**INSTRUCTIONS FOR THE TASK**: All of the lines below are to be printed again exactly; images are excluded from the output.

======

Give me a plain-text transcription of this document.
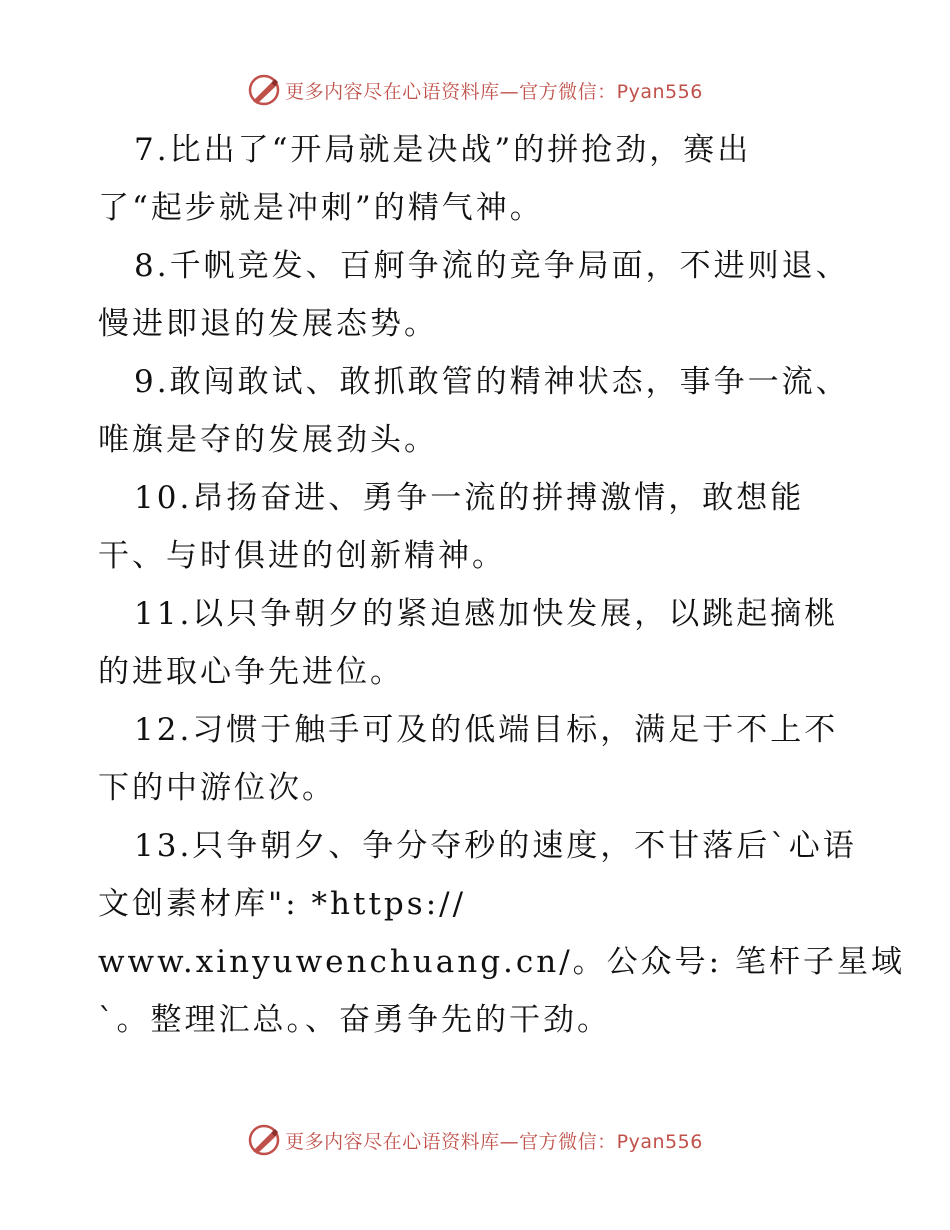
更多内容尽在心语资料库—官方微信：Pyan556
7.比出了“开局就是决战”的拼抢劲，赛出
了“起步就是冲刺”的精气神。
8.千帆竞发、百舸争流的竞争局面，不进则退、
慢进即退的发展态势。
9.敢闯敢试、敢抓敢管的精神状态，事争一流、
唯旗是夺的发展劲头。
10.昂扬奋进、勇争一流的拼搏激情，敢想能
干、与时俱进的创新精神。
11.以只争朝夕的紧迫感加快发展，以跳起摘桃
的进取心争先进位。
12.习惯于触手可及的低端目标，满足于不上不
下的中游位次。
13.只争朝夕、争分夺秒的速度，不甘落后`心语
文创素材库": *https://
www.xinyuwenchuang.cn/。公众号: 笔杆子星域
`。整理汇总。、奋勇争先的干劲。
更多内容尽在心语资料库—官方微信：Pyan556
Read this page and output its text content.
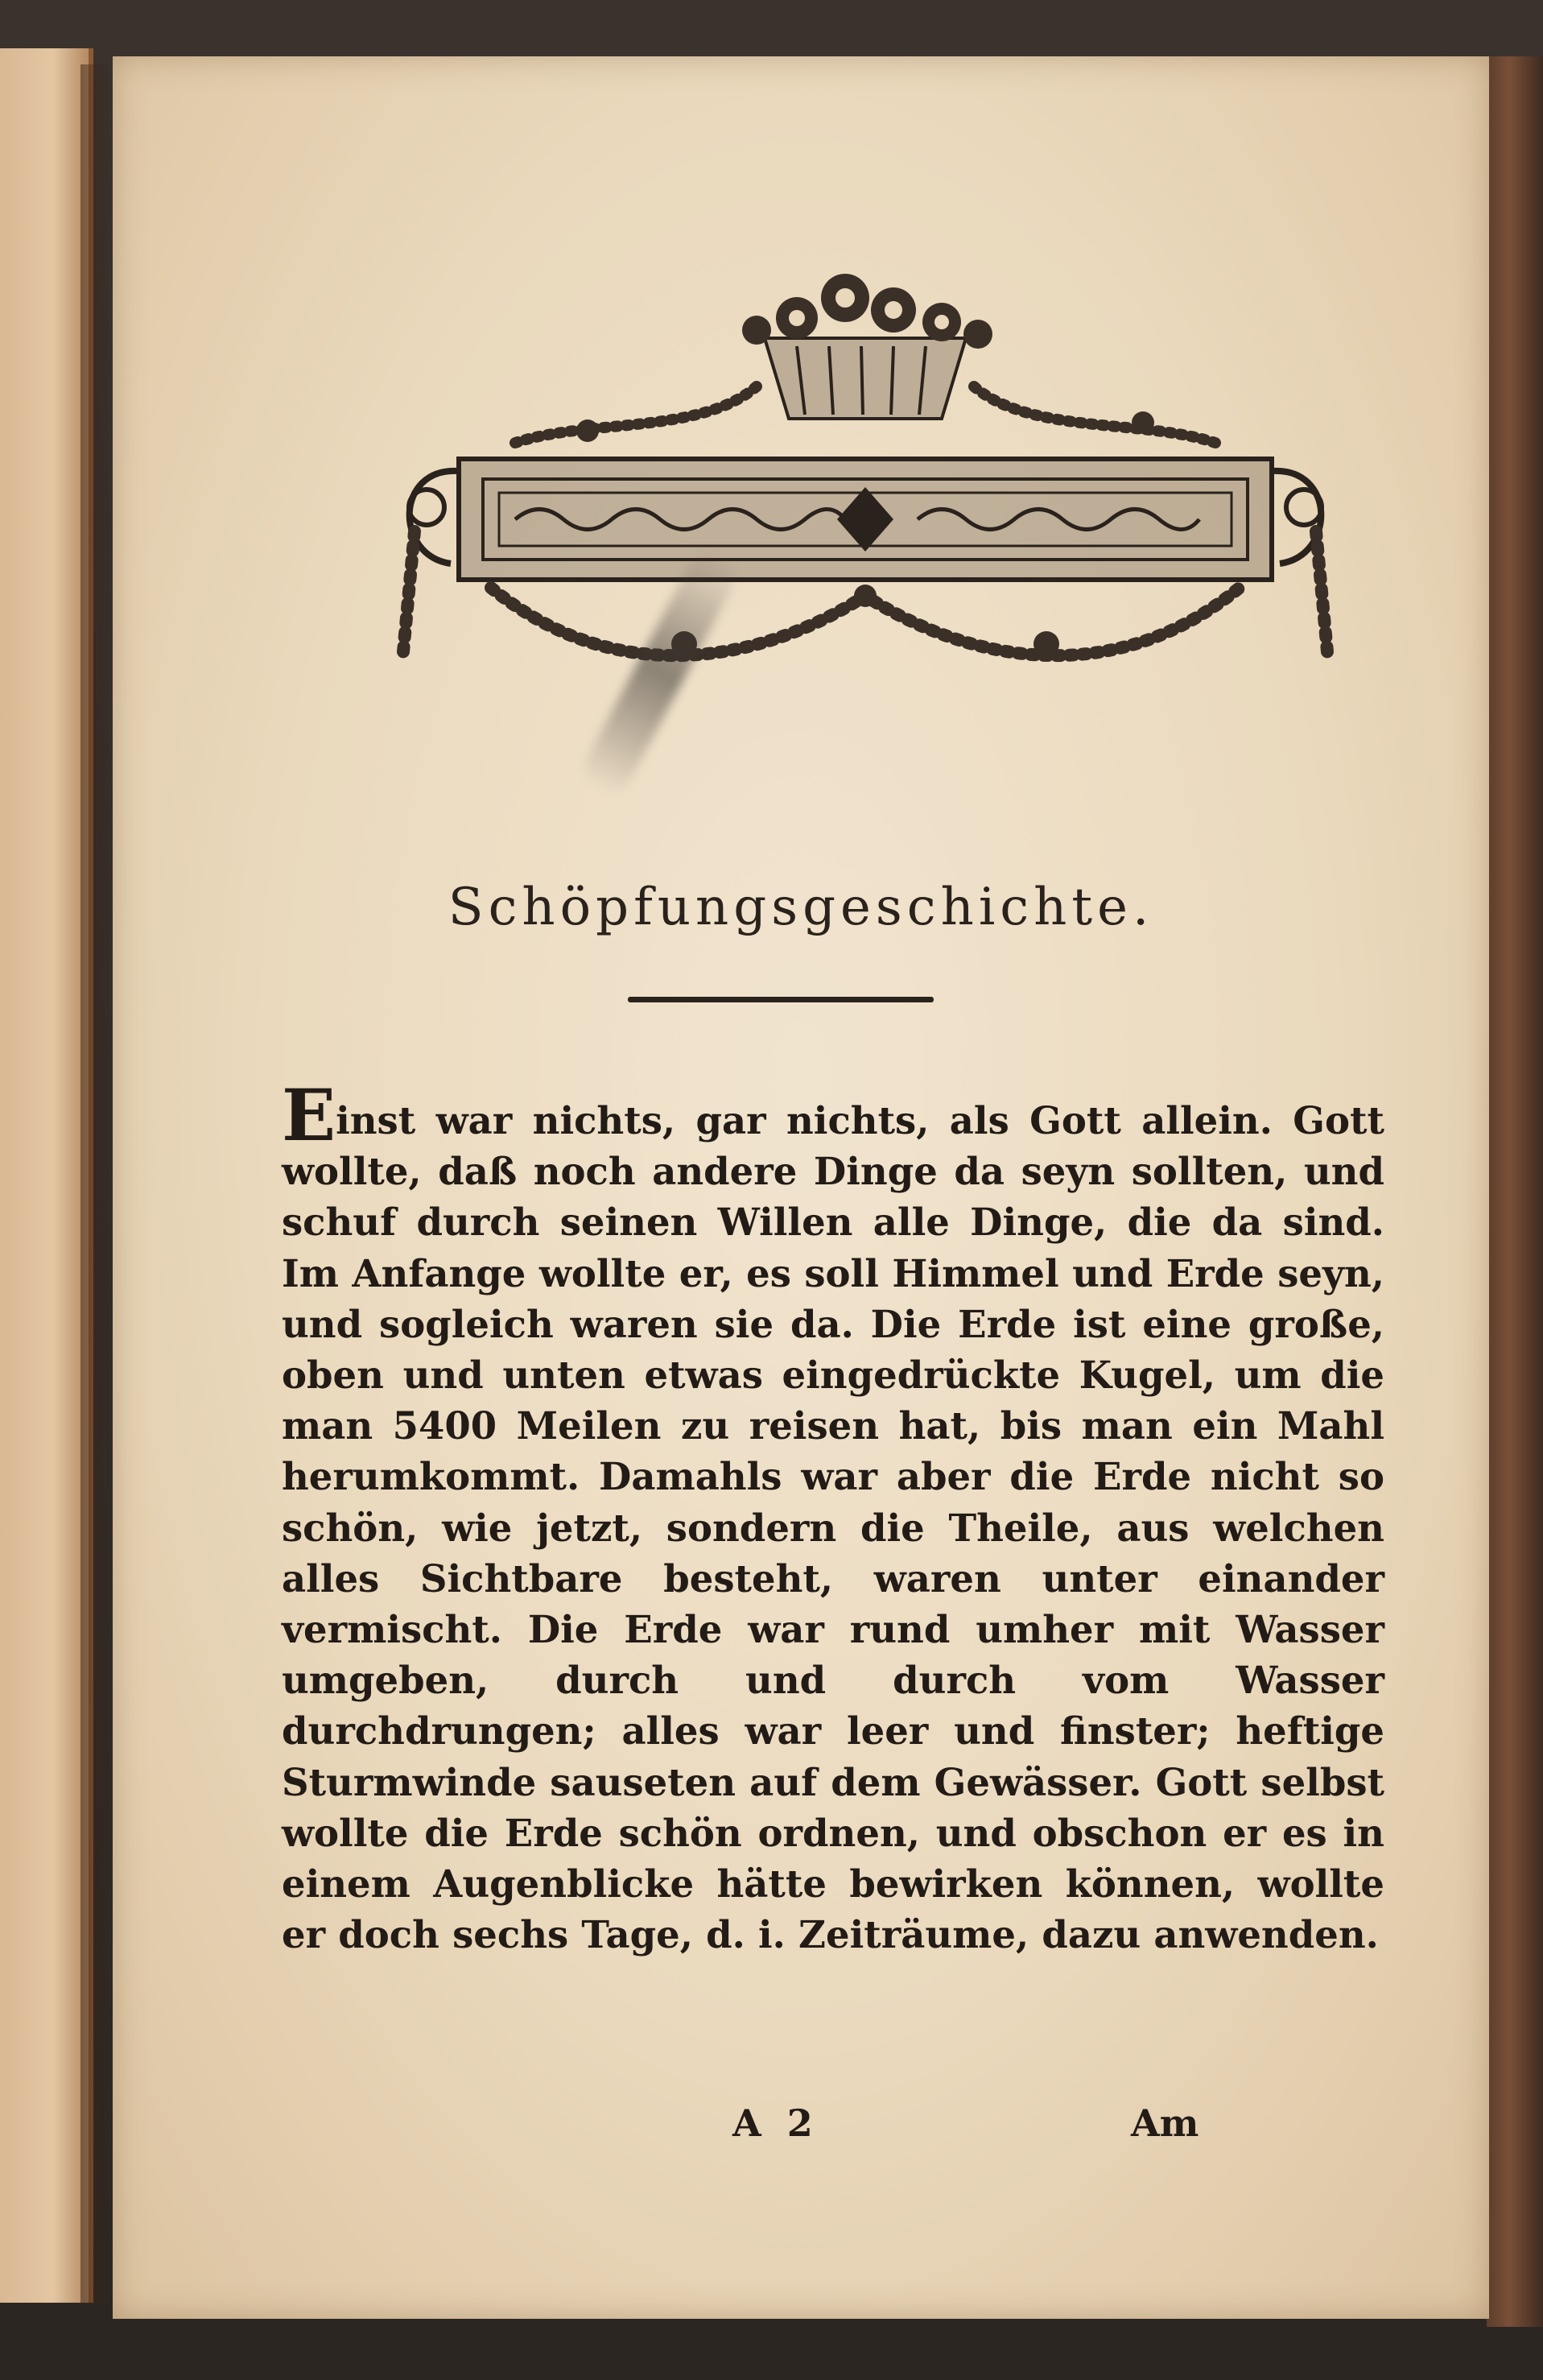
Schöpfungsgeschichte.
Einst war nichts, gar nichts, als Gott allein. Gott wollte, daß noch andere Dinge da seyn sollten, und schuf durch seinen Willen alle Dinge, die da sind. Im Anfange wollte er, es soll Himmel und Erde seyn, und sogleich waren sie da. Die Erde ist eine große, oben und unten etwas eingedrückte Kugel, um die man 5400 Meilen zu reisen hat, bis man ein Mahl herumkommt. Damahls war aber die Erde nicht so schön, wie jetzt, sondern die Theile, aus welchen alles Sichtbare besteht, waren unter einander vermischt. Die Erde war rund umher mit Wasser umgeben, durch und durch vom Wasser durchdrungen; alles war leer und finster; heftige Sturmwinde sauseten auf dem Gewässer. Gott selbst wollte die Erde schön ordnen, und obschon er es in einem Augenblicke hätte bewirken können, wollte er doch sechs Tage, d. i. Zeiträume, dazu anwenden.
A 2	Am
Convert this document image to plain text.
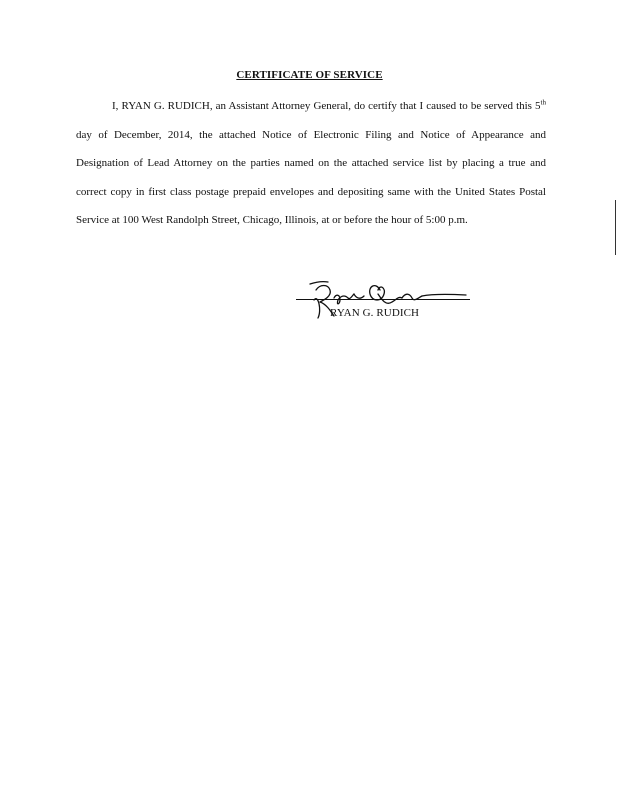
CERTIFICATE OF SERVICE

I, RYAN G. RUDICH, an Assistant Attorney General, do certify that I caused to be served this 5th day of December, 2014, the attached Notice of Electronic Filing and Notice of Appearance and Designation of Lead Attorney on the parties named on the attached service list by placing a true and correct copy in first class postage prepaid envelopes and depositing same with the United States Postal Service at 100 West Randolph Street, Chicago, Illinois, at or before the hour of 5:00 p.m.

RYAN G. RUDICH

======

**REPLY**:
Give me a plain-text transcription of this document.
更多内容尽在心语资料库—官方微信：Pyan556
7.比出了“开局就是决战”的拼抢劲，赛出
了“起步就是冲刺”的精气神。
8.千帆竞发、百舸争流的竞争局面，不进则退、
慢进即退的发展态势。
9.敢闯敢试、敢抓敢管的精神状态，事争一流、
唯旗是夺的发展劲头。
10.昂扬奋进、勇争一流的拼搏激情，敢想能
干、与时俱进的创新精神。
11.以只争朝夕的紧迫感加快发展，以跳起摘桃
的进取心争先进位。
12.习惯于触手可及的低端目标，满足于不上不
下的中游位次。
13.只争朝夕、争分夺秒的速度，不甘落后`心语
文创素材库": *https://
www.xinyuwenchuang.cn/。公众号: 笔杆子星域
`。整理汇总。、奋勇争先的干劲。
更多内容尽在心语资料库—官方微信：Pyan556
Read this page and output its text content.
Schöpfungsgeschichte.
Einst war nichts, gar nichts, als Gott allein. Gott wollte, daß noch andere Dinge da seyn sollten, und schuf durch seinen Willen alle Dinge, die da sind. Im Anfange wollte er, es soll Himmel und Erde seyn, und sogleich waren sie da. Die Erde ist eine große, oben und unten etwas eingedrückte Kugel, um die man 5400 Meilen zu reisen hat, bis man ein Mahl herumkommt. Damahls war aber die Erde nicht so schön, wie jetzt, sondern die Theile, aus welchen alles Sichtbare besteht, waren unter einander vermischt. Die Erde war rund umher mit Wasser umgeben, durch und durch vom Wasser durchdrungen; alles war leer und finster; heftige Sturmwinde sauseten auf dem Gewässer. Gott selbst wollte die Erde schön ordnen, und obschon er es in einem Augenblicke hätte bewirken können, wollte er doch sechs Tage, d. i. Zeiträume, dazu anwenden.
A 2	Am
Convert this document image to plain text.
CERTIFICATE OF SERVICE

I, RYAN G. RUDICH, an Assistant Attorney General, do certify that I caused to be served this 5th day of December, 2014, the attached Notice of Electronic Filing and Notice of Appearance and Designation of Lead Attorney on the parties named on the attached service list by placing a true and correct copy in first class postage prepaid envelopes and depositing same with the United States Postal Service at 100 West Randolph Street, Chicago, Illinois, at or before the hour of 5:00 p.m.

RYAN G. RUDICH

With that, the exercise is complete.